Quote the whole listing exactly. Leave the pictures out of your copy.
** START EXCERPTED RECORDS **
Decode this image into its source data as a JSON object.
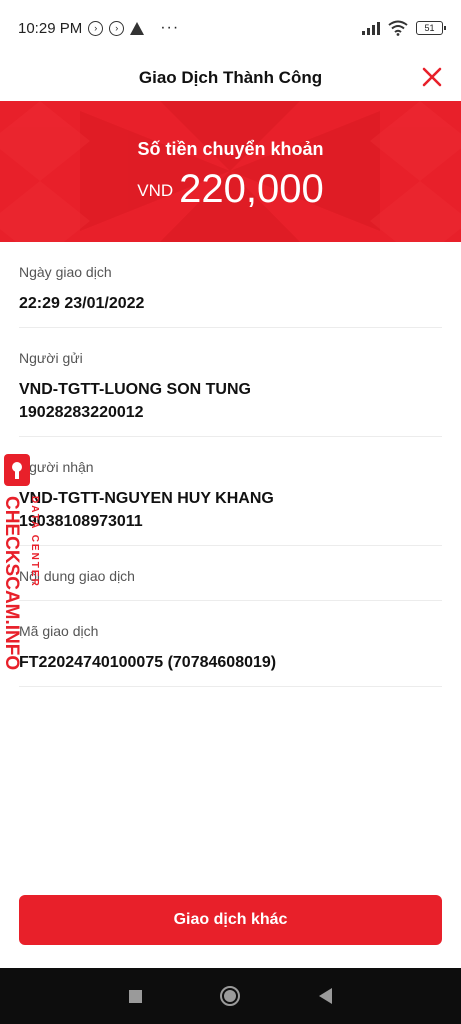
{
  "status_bar": {
    "time": "10:29 PM",
    "more": "···",
    "battery": "51"
  },
  "header": {
    "title": "Giao Dịch Thành Công"
  },
  "banner": {
    "label": "Số tiền chuyển khoản",
    "currency": "VND",
    "amount": "220,000"
  },
  "details": [
    {
      "label": "Ngày giao dịch",
      "values": [
        "22:29 23/01/2022"
      ]
    },
    {
      "label": "Người gửi",
      "values": [
        "VND-TGTT-LUONG SON TUNG",
        "19028283220012"
      ]
    },
    {
      "label": "Người nhận",
      "values": [
        "VND-TGTT-NGUYEN HUY KHANG",
        "19038108973011"
      ]
    },
    {
      "label": "Nội dung giao dịch",
      "values": []
    },
    {
      "label": "Mã giao dịch",
      "values": [
        "FT22024740100075 (70784608019)"
      ]
    }
  ],
  "watermark": {
    "site": "CHECKSCAM.INFO",
    "tag": "DATA CENTER"
  },
  "action": {
    "label": "Giao dịch khác"
  },
  "colors": {
    "brand": "#e8202a",
    "nav": "#0d0d0d"
  }
}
** END EXCERPTED RECORDS **
→ FINAL ANSWER
Decode this image into its source data as a JSON object.
{
  "status_bar": {
    "time": "10:29 PM",
    "more": "···",
    "battery": "51"
  },
  "header": {
    "title": "Giao Dịch Thành Công"
  },
  "banner": {
    "label": "Số tiền chuyển khoản",
    "currency": "VND",
    "amount": "220,000"
  },
  "details": [
    {
      "label": "Ngày giao dịch",
      "values": [
        "22:29 23/01/2022"
      ]
    },
    {
      "label": "Người gửi",
      "values": [
        "VND-TGTT-LUONG SON TUNG",
        "19028283220012"
      ]
    },
    {
      "label": "Người nhận",
      "values": [
        "VND-TGTT-NGUYEN HUY KHANG",
        "19038108973011"
      ]
    },
    {
      "label": "Nội dung giao dịch",
      "values": []
    },
    {
      "label": "Mã giao dịch",
      "values": [
        "FT22024740100075 (70784608019)"
      ]
    }
  ],
  "watermark": {
    "site": "CHECKSCAM.INFO",
    "tag": "DATA CENTER"
  },
  "action": {
    "label": "Giao dịch khác"
  },
  "colors": {
    "brand": "#e8202a",
    "nav": "#0d0d0d"
  }
}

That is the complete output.